Spraying device

Abstract

 The invention relates to a spraying device (100) for washing items, comprising a main conduit (101) for the supply of a washing liquid and defining at least an outlet; a rotating body (102) defining at least a nozzle (103) through which said washing liquid is sprayed towards said items; and at least a junction element (104') fastened to said main conduit (101) at one of the relative outlets for fluidically connecting the at least one nozzle (103) in the rotating body with the main conduit (101), the junction element (104') defining a surface (111) facing, in use, the cylindrical rotating body (102) and adapted to cooperate with it in liquid-tight sliding contact at a relative first portion (112) extending annularly about a relative opening (113); the surface (111) comprising a second portion (114) adjacent to the first portion (112) and adapted to cooperate with play with the outer surface of the cylindrical rotating body (112), an annular gap (115) being thereby defined between the second portion (114) and the cylindrical body (102).

Description

[0001] The present invention relates to a spraying device. In particular, the invention is concerned with a spraying device of the type used for the cleaning of bottles e.g. in bottling operations by which bottles are filled with a pourable product.

☆ ☆ ☆ ☆ ☆ ☆ ☆

Please translate this sentence from the spraying device text into Spanish: "In particular, the invention is concerned with a spraying device of the type used for the cleaning of bottles e.g. in bottling operations by which bottles are filled with a pourable product."

* Layout element entries
☆ ☆ ☆ ☆ ☆ ☆ ☆

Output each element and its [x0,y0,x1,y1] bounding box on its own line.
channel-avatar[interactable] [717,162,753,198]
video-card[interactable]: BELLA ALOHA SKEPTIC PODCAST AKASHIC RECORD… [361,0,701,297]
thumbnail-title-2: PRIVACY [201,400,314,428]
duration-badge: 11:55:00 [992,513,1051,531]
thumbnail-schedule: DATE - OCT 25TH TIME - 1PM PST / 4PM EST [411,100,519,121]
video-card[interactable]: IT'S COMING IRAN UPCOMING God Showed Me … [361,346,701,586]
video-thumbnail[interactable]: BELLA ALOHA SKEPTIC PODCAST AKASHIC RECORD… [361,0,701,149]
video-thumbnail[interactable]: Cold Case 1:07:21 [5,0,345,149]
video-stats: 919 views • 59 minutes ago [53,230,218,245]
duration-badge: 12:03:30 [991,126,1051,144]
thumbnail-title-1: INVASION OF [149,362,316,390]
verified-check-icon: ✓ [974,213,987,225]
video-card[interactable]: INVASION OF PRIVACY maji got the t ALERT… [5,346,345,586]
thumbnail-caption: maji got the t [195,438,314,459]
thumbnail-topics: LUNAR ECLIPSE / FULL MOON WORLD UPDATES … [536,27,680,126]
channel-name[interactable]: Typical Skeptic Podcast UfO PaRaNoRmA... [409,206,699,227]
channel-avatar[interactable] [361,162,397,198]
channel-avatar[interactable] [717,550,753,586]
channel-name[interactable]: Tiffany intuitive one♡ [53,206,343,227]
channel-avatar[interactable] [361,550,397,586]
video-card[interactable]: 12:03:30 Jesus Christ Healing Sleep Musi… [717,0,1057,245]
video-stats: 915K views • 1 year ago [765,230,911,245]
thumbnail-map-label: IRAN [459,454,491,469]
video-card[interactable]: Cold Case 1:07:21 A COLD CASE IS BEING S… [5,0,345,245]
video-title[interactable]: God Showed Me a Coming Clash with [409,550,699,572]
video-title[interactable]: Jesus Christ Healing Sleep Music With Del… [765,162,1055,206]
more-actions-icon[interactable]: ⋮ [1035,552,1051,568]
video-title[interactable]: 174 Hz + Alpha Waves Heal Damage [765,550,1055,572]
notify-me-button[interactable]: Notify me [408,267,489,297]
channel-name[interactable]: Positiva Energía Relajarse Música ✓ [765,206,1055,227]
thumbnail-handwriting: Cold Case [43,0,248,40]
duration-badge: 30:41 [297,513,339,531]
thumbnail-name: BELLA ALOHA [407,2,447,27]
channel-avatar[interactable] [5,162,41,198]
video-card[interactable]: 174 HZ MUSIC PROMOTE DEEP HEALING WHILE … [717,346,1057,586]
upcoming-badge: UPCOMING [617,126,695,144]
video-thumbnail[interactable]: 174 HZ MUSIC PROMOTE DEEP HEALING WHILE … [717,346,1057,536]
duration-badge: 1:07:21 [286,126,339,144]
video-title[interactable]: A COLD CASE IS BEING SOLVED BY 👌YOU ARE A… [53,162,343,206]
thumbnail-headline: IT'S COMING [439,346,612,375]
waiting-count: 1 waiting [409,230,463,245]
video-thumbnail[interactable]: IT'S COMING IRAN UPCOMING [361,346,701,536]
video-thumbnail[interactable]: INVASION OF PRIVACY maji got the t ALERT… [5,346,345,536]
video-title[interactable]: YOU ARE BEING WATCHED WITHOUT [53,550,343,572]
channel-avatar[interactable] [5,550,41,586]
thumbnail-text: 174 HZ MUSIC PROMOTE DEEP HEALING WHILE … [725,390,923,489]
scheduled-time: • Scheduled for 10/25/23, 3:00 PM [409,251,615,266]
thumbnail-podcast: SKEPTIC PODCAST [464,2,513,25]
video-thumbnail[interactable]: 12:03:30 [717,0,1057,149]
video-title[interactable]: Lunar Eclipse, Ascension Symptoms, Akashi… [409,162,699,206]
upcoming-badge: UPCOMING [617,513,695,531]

☆ ☆ ☆ ☆ ☆ ☆ ☆

* COMPLETE RESPONSE
En particular, la invención se refiere a un dispositivo de pulverización del tipo utilizado para la limpieza de botellas, p. ej., en operaciones de embotellado mediante las cuales las botellas se llenan con un producto vertible.